■ **Exercise requirements**: Print out the material that follows word for word.

■ **Dataset**:
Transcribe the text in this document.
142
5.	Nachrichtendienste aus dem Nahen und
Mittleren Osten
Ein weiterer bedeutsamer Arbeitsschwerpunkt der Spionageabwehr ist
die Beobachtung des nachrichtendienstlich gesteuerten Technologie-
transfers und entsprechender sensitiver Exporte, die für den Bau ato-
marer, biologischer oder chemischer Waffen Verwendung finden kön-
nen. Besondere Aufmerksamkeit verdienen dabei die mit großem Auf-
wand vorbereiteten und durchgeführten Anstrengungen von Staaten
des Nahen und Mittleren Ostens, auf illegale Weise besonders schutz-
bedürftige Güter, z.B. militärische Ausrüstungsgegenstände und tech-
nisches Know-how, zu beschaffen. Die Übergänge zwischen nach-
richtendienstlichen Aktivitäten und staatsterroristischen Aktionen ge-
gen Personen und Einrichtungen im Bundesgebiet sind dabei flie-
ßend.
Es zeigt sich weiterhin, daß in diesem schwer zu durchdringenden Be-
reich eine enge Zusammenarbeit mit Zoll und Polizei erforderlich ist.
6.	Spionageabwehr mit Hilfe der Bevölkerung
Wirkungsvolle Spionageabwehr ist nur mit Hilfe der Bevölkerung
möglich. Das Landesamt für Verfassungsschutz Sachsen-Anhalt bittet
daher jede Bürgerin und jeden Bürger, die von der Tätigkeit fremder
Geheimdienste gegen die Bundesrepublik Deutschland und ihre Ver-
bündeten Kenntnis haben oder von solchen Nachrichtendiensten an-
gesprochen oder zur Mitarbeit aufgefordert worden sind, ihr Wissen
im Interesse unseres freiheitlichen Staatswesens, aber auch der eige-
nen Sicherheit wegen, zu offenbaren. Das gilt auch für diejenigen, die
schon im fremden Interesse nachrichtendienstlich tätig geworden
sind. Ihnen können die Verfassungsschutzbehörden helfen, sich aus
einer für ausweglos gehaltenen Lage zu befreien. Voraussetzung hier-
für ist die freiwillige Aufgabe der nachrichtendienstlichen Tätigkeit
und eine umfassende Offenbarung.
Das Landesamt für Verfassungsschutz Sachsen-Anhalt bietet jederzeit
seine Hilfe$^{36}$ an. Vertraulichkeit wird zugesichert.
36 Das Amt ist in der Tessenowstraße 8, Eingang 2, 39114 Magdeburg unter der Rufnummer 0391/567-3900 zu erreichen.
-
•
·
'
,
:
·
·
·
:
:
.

■ **Answer to this exercise**:
Transcribe the text in this document.
142
5.	Nachrichtendienste aus dem Nahen und
Mittleren Osten
Ein weiterer bedeutsamer Arbeitsschwerpunkt der Spionageabwehr ist
die Beobachtung des nachrichtendienstlich gesteuerten Technologie-
transfers und entsprechender sensitiver Exporte, die für den Bau ato-
marer, biologischer oder chemischer Waffen Verwendung finden kön-
nen. Besondere Aufmerksamkeit verdienen dabei die mit großem Auf-
wand vorbereiteten und durchgeführten Anstrengungen von Staaten
des Nahen und Mittleren Ostens, auf illegale Weise besonders schutz-
bedürftige Güter, z.B. militärische Ausrüstungsgegenstände und tech-
nisches Know-how, zu beschaffen. Die Übergänge zwischen nach-
richtendienstlichen Aktivitäten und staatsterroristischen Aktionen ge-
gen Personen und Einrichtungen im Bundesgebiet sind dabei flie-
ßend.
Es zeigt sich weiterhin, daß in diesem schwer zu durchdringenden Be-
reich eine enge Zusammenarbeit mit Zoll und Polizei erforderlich ist.
6.	Spionageabwehr mit Hilfe der Bevölkerung
Wirkungsvolle Spionageabwehr ist nur mit Hilfe der Bevölkerung
möglich. Das Landesamt für Verfassungsschutz Sachsen-Anhalt bittet
daher jede Bürgerin und jeden Bürger, die von der Tätigkeit fremder
Geheimdienste gegen die Bundesrepublik Deutschland und ihre Ver-
bündeten Kenntnis haben oder von solchen Nachrichtendiensten an-
gesprochen oder zur Mitarbeit aufgefordert worden sind, ihr Wissen
im Interesse unseres freiheitlichen Staatswesens, aber auch der eige-
nen Sicherheit wegen, zu offenbaren. Das gilt auch für diejenigen, die
schon im fremden Interesse nachrichtendienstlich tätig geworden
sind. Ihnen können die Verfassungsschutzbehörden helfen, sich aus
einer für ausweglos gehaltenen Lage zu befreien. Voraussetzung hier-
für ist die freiwillige Aufgabe der nachrichtendienstlichen Tätigkeit
und eine umfassende Offenbarung.
Das Landesamt für Verfassungsschutz Sachsen-Anhalt bietet jederzeit
seine Hilfe$^{36}$ an. Vertraulichkeit wird zugesichert.
36 Das Amt ist in der Tessenowstraße 8, Eingang 2, 39114 Magdeburg unter der Rufnummer 0391/567-3900 zu erreichen.
-
•
·
'
,
:
·
·
·
:
:
.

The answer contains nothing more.